%%

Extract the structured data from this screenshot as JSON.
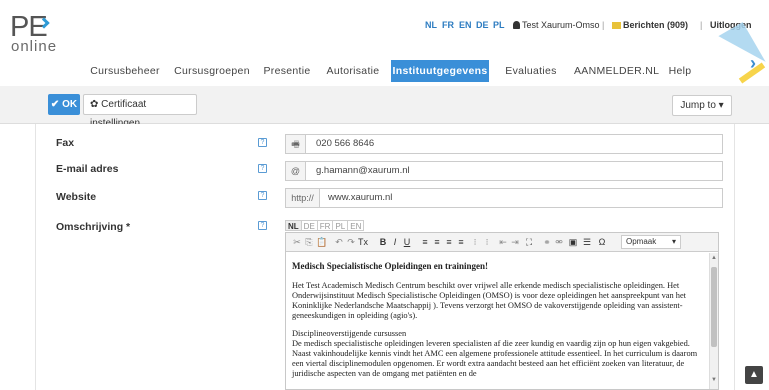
{
  "logo": {
    "pe": "PE",
    "online": "online"
  },
  "header": {
    "languages": [
      "NL",
      "FR",
      "EN",
      "DE",
      "PL"
    ],
    "user": "Test Xaurum-Omso",
    "messages": "Berichten (909)",
    "logout": "Uitloggen",
    "separator": "|"
  },
  "nav": [
    {
      "label": "Cursusbeheer"
    },
    {
      "label": "Cursusgroepen"
    },
    {
      "label": "Presentie"
    },
    {
      "label": "Autorisatie"
    },
    {
      "label": "Instituutgegevens",
      "active": true
    },
    {
      "label": "Evaluaties"
    },
    {
      "label": "AANMELDER.NL"
    },
    {
      "label": "Help"
    }
  ],
  "toolbar": {
    "ok_label": "✔ OK",
    "cert_label": "✿ Certificaat instellingen",
    "jump_label": "Jump to ▾"
  },
  "form": {
    "fax": {
      "label": "Fax",
      "addon": "🖷",
      "value": "020 566 8646"
    },
    "email": {
      "label": "E-mail adres",
      "addon": "@",
      "value": "g.hamann@xaurum.nl"
    },
    "website": {
      "label": "Website",
      "addon": "http://",
      "value": "www.xaurum.nl"
    },
    "description": {
      "label": "Omschrijving *",
      "lang_tabs": [
        "NL",
        "DE",
        "FR",
        "PL",
        "EN"
      ],
      "format_select": "Opmaak",
      "heading": "Medisch Specialistische Opleidingen en trainingen!",
      "paragraph1": "Het Test Academisch Medisch Centrum beschikt over vrijwel alle erkende medisch specialistische opleidingen. Het Onderwijsinstituut Medisch Specialistische Opleidingen (OMSO) is voor deze opleidingen het aanspreekpunt van het Koninklijke Nederlandsche Maatschappij ). Tevens verzorgt het OMSO de vakoverstijgende opleiding van assistent-geneeskundigen in opleiding (agio's).",
      "paragraph2_title": "Disciplineoverstijgende cursussen",
      "paragraph2": "De medisch specialistische opleidingen leveren specialisten af die zeer kundig en vaardig zijn op hun eigen vakgebied. Naast vakinhoudelijke kennis vindt het AMC een algemene professionele attitude essentieel. In het curriculum is daarom een viertal disciplinemodulen opgenomen. Er wordt extra aandacht besteed aan het efficiënt zoeken van literatuur, de juridische aspecten van de omgang met patiënten en de"
    },
    "help_glyph": "?"
  },
  "colors": {
    "accent": "#3a8fd8",
    "toolbar_bg": "#f2f2f2"
  },
  "icons": {
    "scroll_top": "▲"
  }
}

%%

■ ABOUT THIS TASK ■
Scan the data above for the word "value", then copy every line that holds it.

■ RESPONSE BELOW ■
      "value": "020 566 8646"
      "value": "g.hamann@xaurum.nl"
      "value": "www.xaurum.nl"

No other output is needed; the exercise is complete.